What you are asked to do | Pick out the lines containing "armatur".

Exercise material |
● ● ● ● ● ● ●

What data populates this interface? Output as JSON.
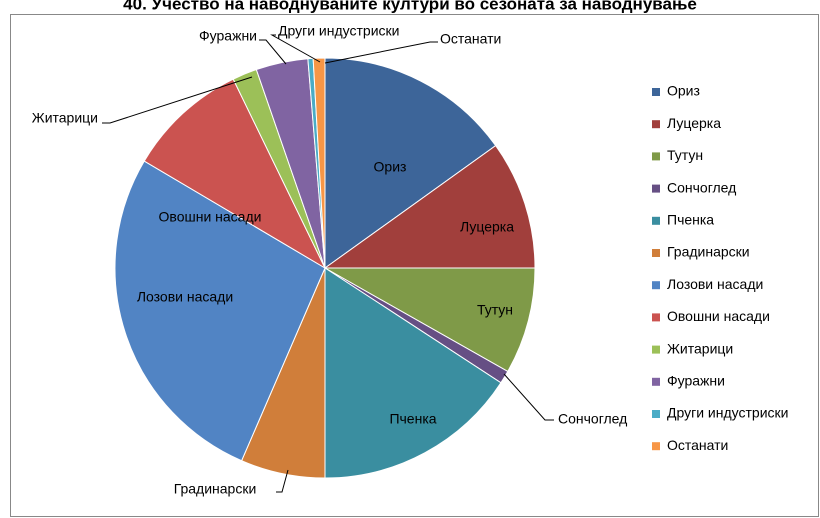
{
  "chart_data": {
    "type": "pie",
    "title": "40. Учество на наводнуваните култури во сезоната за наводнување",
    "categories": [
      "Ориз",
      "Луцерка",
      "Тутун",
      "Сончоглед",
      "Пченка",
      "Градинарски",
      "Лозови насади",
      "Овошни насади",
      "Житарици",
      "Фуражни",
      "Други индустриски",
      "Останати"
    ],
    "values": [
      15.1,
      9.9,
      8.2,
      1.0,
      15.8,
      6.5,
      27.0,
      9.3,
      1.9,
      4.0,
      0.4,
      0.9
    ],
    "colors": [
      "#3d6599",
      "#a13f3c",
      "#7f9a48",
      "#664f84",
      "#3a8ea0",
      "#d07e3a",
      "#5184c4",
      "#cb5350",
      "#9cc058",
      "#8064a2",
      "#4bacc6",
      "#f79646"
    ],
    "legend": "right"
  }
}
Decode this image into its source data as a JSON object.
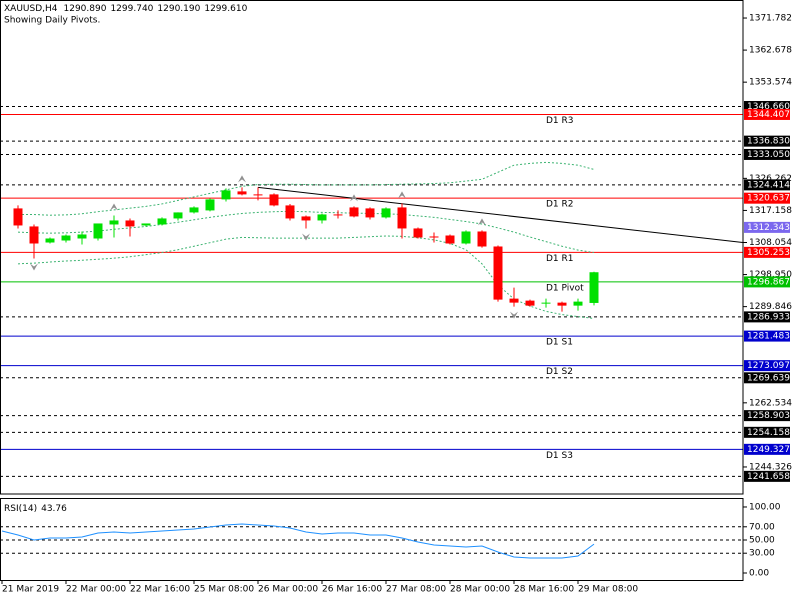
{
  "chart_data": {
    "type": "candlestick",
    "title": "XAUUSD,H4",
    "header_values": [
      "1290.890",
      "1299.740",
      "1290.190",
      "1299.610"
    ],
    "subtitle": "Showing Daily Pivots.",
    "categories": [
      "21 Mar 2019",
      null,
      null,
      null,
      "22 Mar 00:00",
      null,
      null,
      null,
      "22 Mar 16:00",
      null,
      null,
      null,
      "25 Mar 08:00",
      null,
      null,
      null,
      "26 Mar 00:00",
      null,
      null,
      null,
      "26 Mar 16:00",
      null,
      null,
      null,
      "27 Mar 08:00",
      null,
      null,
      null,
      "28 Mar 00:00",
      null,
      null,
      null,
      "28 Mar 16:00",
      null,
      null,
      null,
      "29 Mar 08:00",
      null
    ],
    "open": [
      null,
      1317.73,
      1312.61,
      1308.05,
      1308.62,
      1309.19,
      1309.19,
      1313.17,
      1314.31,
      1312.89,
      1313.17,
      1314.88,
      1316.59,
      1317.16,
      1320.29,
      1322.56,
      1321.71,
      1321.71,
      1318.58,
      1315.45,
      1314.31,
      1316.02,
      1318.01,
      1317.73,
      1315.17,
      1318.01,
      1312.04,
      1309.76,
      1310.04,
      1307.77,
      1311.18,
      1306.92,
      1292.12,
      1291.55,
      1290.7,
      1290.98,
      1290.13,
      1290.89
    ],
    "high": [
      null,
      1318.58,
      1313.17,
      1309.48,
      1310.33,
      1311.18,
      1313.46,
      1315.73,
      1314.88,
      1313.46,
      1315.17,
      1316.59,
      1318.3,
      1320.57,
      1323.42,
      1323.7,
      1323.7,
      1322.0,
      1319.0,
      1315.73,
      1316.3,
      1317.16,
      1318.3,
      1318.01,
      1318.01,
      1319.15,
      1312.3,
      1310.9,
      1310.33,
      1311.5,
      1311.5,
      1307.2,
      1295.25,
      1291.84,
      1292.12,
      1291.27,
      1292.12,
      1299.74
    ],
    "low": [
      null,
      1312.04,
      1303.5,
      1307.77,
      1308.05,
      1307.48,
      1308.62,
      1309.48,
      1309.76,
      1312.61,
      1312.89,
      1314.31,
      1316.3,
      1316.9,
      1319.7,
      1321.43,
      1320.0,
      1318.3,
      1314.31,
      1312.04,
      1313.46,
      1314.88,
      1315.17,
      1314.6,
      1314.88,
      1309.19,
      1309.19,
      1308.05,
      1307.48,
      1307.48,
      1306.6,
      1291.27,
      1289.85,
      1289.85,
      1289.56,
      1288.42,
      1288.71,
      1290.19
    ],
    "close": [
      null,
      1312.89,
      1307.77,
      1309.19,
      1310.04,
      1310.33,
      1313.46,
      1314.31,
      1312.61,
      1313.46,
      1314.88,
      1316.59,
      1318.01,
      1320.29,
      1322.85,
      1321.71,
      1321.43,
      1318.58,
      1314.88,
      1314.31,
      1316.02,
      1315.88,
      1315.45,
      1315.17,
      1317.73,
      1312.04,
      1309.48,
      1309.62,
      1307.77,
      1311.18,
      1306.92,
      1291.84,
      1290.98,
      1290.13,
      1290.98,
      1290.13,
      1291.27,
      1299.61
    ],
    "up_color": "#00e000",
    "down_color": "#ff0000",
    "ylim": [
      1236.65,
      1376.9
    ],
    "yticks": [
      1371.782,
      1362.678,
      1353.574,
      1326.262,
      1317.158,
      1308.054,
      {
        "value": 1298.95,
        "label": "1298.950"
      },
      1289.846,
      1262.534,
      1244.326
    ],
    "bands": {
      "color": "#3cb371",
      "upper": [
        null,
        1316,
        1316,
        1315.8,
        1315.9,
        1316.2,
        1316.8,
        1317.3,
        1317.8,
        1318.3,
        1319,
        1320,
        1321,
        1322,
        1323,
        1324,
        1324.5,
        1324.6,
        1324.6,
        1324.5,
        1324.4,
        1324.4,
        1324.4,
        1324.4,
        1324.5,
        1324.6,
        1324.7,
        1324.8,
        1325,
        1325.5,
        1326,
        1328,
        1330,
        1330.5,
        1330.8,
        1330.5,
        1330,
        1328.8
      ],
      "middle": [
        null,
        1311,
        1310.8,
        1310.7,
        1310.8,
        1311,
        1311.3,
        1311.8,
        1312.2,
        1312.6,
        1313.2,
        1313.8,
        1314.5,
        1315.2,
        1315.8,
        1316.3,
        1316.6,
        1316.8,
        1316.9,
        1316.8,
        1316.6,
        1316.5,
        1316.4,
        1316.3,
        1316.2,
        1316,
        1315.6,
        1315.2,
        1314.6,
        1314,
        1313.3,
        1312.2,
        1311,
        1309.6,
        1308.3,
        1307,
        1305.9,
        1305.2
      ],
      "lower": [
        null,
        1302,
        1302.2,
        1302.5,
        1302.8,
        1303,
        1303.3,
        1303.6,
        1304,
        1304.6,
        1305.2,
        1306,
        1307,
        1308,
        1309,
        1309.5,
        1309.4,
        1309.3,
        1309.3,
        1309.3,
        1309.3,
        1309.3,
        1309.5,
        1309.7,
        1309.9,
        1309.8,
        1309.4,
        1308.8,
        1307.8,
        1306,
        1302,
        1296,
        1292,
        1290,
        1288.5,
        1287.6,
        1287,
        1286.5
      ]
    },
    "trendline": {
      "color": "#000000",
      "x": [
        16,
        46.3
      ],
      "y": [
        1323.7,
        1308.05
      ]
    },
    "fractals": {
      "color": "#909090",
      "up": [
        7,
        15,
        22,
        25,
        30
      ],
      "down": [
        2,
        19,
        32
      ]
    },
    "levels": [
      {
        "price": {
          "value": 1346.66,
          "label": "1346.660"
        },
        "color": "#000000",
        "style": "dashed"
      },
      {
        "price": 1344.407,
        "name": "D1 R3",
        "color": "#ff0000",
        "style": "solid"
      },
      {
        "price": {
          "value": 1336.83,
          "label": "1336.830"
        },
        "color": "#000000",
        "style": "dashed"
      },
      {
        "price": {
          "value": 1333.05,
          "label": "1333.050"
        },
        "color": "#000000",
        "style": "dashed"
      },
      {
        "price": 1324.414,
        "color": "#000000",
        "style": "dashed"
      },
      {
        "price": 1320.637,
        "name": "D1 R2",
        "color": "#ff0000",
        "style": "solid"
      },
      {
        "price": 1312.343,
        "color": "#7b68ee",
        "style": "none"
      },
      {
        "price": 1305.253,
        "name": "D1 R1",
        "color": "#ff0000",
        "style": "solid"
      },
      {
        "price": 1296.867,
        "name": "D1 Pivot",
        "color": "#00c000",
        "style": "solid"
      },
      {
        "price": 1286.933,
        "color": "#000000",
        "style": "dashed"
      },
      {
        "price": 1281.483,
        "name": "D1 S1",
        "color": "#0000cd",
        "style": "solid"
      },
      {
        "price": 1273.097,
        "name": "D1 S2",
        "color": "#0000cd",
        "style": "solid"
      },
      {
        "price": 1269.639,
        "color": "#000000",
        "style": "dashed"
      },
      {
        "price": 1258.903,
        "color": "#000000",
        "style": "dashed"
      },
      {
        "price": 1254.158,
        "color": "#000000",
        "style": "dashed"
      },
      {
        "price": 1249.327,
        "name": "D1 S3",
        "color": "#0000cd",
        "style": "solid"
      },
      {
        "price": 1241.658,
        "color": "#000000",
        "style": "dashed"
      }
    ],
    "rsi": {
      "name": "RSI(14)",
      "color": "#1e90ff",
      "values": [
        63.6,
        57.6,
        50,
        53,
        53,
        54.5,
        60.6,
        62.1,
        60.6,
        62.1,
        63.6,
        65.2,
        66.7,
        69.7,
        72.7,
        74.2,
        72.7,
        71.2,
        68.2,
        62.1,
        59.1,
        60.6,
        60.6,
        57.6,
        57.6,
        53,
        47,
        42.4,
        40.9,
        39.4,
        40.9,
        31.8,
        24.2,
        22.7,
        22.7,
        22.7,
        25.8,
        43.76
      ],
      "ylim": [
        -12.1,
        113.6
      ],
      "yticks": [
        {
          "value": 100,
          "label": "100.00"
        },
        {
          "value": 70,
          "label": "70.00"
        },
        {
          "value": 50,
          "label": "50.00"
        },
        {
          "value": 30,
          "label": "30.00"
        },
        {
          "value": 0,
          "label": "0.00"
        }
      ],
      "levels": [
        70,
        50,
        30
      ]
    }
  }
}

● ● ● ● ● ● ●

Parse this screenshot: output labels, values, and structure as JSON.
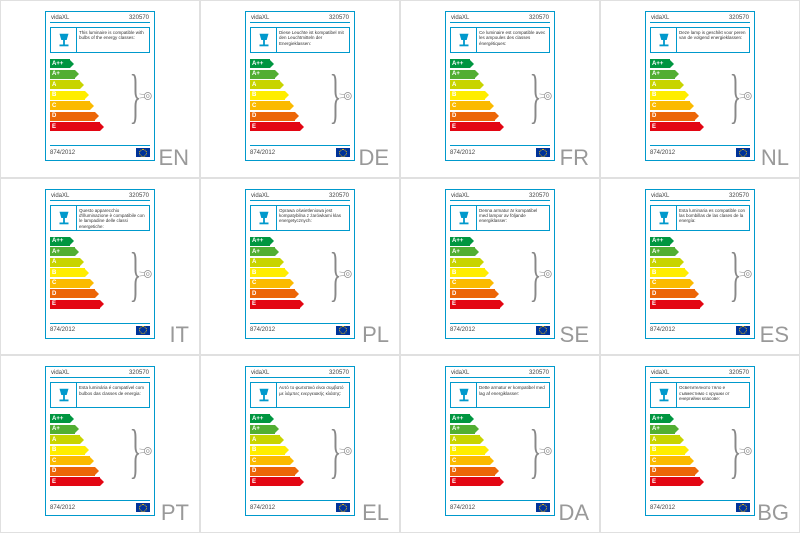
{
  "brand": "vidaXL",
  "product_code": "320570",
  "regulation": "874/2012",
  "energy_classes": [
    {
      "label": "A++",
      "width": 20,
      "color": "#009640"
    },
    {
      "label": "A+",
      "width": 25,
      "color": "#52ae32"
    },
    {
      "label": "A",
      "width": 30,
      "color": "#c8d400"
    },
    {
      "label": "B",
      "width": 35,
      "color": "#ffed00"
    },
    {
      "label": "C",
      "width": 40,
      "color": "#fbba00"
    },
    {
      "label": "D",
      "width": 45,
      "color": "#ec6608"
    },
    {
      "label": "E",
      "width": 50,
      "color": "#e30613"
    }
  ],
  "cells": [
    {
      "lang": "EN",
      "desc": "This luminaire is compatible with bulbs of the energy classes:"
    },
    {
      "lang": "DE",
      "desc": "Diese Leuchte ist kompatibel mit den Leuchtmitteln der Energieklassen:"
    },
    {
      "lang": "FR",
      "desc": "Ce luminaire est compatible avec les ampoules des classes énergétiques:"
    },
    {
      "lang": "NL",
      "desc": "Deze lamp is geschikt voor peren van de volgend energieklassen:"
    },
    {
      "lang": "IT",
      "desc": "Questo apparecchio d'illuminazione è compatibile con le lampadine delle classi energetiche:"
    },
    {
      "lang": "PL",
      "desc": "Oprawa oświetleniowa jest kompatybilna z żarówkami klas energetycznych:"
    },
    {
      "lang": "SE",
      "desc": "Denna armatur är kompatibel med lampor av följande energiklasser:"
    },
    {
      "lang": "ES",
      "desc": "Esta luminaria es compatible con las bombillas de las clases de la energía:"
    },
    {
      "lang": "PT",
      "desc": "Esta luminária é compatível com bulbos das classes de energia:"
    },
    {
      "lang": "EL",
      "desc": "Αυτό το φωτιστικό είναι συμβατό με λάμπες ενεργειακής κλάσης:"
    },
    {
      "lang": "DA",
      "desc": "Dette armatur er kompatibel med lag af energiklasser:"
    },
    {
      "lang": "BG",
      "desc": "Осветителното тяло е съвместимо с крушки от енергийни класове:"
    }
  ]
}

● ● ● ● ● ● ●

Expected answer |
      "desc": "Denna armatur är kompatibel med lampor av följande energiklasser:"
      "desc": "Dette armatur er kompatibel med lag af energiklasser:"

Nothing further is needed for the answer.